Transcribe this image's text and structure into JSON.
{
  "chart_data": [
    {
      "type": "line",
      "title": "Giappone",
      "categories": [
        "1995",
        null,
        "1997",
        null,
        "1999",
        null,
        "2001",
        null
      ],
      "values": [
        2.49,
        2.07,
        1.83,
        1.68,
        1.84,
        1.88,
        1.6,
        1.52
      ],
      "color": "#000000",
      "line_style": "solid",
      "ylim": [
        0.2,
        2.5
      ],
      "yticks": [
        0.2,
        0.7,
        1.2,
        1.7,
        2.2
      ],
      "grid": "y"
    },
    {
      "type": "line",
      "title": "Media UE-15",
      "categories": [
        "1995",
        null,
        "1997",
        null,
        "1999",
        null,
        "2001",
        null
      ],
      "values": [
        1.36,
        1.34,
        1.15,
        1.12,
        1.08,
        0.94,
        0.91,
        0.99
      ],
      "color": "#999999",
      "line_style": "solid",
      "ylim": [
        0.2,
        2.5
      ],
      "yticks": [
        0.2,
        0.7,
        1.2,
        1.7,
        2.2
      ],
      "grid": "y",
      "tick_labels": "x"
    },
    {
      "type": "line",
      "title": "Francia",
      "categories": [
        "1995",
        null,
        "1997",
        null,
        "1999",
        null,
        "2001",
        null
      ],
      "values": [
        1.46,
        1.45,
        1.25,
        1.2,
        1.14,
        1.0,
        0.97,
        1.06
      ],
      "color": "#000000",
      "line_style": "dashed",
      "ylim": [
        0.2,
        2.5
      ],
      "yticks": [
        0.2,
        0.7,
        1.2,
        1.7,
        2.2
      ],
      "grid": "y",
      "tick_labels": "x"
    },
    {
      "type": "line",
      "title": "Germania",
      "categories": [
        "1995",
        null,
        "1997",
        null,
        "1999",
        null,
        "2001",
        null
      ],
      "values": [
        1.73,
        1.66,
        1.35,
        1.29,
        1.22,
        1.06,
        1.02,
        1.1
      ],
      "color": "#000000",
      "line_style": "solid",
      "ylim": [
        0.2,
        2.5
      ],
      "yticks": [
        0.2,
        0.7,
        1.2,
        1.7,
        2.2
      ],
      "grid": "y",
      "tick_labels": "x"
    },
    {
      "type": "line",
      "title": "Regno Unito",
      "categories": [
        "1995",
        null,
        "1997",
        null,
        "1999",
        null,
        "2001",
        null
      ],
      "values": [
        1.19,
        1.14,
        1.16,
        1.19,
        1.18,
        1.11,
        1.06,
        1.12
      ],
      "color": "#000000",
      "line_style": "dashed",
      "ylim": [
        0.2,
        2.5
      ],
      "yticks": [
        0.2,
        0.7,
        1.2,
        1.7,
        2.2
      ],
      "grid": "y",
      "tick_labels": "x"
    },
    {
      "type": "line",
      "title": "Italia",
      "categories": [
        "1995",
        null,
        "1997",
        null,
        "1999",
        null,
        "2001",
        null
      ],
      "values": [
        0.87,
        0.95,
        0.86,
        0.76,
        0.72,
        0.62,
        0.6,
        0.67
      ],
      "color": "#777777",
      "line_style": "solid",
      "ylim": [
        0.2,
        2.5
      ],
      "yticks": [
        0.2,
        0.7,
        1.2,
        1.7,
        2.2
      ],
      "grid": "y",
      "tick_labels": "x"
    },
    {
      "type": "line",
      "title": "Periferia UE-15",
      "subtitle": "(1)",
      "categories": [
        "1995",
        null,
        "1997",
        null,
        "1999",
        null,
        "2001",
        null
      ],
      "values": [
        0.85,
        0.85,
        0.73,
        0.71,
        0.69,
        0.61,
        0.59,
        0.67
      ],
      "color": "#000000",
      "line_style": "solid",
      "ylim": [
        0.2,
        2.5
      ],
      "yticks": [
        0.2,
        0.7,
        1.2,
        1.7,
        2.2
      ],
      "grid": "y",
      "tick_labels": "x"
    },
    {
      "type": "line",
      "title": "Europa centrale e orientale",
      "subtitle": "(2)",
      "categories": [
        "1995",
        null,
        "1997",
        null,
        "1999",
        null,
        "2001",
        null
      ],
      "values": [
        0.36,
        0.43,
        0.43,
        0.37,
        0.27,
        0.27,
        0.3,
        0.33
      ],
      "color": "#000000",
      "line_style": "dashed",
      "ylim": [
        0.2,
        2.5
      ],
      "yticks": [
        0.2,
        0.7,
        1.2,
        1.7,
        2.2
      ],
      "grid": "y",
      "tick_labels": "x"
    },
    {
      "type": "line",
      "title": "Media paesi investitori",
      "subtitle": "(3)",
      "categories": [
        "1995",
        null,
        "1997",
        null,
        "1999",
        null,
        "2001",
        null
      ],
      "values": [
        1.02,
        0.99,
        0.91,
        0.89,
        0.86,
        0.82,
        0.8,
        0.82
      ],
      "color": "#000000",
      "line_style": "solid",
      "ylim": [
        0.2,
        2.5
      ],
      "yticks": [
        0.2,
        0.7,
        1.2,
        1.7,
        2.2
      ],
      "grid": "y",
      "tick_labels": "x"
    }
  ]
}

____________________

> [WRITTEN PROBLEM]:
Take the listing above and set it down exactly.

> [RESULT OF THIS EXERCISE]:
Transcribe this image's text and structure into JSON.
{
  "chart_data": [
    {
      "type": "line",
      "title": "Giappone",
      "categories": [
        "1995",
        null,
        "1997",
        null,
        "1999",
        null,
        "2001",
        null
      ],
      "values": [
        2.49,
        2.07,
        1.83,
        1.68,
        1.84,
        1.88,
        1.6,
        1.52
      ],
      "color": "#000000",
      "line_style": "solid",
      "ylim": [
        0.2,
        2.5
      ],
      "yticks": [
        0.2,
        0.7,
        1.2,
        1.7,
        2.2
      ],
      "grid": "y"
    },
    {
      "type": "line",
      "title": "Media UE-15",
      "categories": [
        "1995",
        null,
        "1997",
        null,
        "1999",
        null,
        "2001",
        null
      ],
      "values": [
        1.36,
        1.34,
        1.15,
        1.12,
        1.08,
        0.94,
        0.91,
        0.99
      ],
      "color": "#999999",
      "line_style": "solid",
      "ylim": [
        0.2,
        2.5
      ],
      "yticks": [
        0.2,
        0.7,
        1.2,
        1.7,
        2.2
      ],
      "grid": "y",
      "tick_labels": "x"
    },
    {
      "type": "line",
      "title": "Francia",
      "categories": [
        "1995",
        null,
        "1997",
        null,
        "1999",
        null,
        "2001",
        null
      ],
      "values": [
        1.46,
        1.45,
        1.25,
        1.2,
        1.14,
        1.0,
        0.97,
        1.06
      ],
      "color": "#000000",
      "line_style": "dashed",
      "ylim": [
        0.2,
        2.5
      ],
      "yticks": [
        0.2,
        0.7,
        1.2,
        1.7,
        2.2
      ],
      "grid": "y",
      "tick_labels": "x"
    },
    {
      "type": "line",
      "title": "Germania",
      "categories": [
        "1995",
        null,
        "1997",
        null,
        "1999",
        null,
        "2001",
        null
      ],
      "values": [
        1.73,
        1.66,
        1.35,
        1.29,
        1.22,
        1.06,
        1.02,
        1.1
      ],
      "color": "#000000",
      "line_style": "solid",
      "ylim": [
        0.2,
        2.5
      ],
      "yticks": [
        0.2,
        0.7,
        1.2,
        1.7,
        2.2
      ],
      "grid": "y",
      "tick_labels": "x"
    },
    {
      "type": "line",
      "title": "Regno Unito",
      "categories": [
        "1995",
        null,
        "1997",
        null,
        "1999",
        null,
        "2001",
        null
      ],
      "values": [
        1.19,
        1.14,
        1.16,
        1.19,
        1.18,
        1.11,
        1.06,
        1.12
      ],
      "color": "#000000",
      "line_style": "dashed",
      "ylim": [
        0.2,
        2.5
      ],
      "yticks": [
        0.2,
        0.7,
        1.2,
        1.7,
        2.2
      ],
      "grid": "y",
      "tick_labels": "x"
    },
    {
      "type": "line",
      "title": "Italia",
      "categories": [
        "1995",
        null,
        "1997",
        null,
        "1999",
        null,
        "2001",
        null
      ],
      "values": [
        0.87,
        0.95,
        0.86,
        0.76,
        0.72,
        0.62,
        0.6,
        0.67
      ],
      "color": "#777777",
      "line_style": "solid",
      "ylim": [
        0.2,
        2.5
      ],
      "yticks": [
        0.2,
        0.7,
        1.2,
        1.7,
        2.2
      ],
      "grid": "y",
      "tick_labels": "x"
    },
    {
      "type": "line",
      "title": "Periferia UE-15",
      "subtitle": "(1)",
      "categories": [
        "1995",
        null,
        "1997",
        null,
        "1999",
        null,
        "2001",
        null
      ],
      "values": [
        0.85,
        0.85,
        0.73,
        0.71,
        0.69,
        0.61,
        0.59,
        0.67
      ],
      "color": "#000000",
      "line_style": "solid",
      "ylim": [
        0.2,
        2.5
      ],
      "yticks": [
        0.2,
        0.7,
        1.2,
        1.7,
        2.2
      ],
      "grid": "y",
      "tick_labels": "x"
    },
    {
      "type": "line",
      "title": "Europa centrale e orientale",
      "subtitle": "(2)",
      "categories": [
        "1995",
        null,
        "1997",
        null,
        "1999",
        null,
        "2001",
        null
      ],
      "values": [
        0.36,
        0.43,
        0.43,
        0.37,
        0.27,
        0.27,
        0.3,
        0.33
      ],
      "color": "#000000",
      "line_style": "dashed",
      "ylim": [
        0.2,
        2.5
      ],
      "yticks": [
        0.2,
        0.7,
        1.2,
        1.7,
        2.2
      ],
      "grid": "y",
      "tick_labels": "x"
    },
    {
      "type": "line",
      "title": "Media paesi investitori",
      "subtitle": "(3)",
      "categories": [
        "1995",
        null,
        "1997",
        null,
        "1999",
        null,
        "2001",
        null
      ],
      "values": [
        1.02,
        0.99,
        0.91,
        0.89,
        0.86,
        0.82,
        0.8,
        0.82
      ],
      "color": "#000000",
      "line_style": "solid",
      "ylim": [
        0.2,
        2.5
      ],
      "yticks": [
        0.2,
        0.7,
        1.2,
        1.7,
        2.2
      ],
      "grid": "y",
      "tick_labels": "x"
    }
  ]
}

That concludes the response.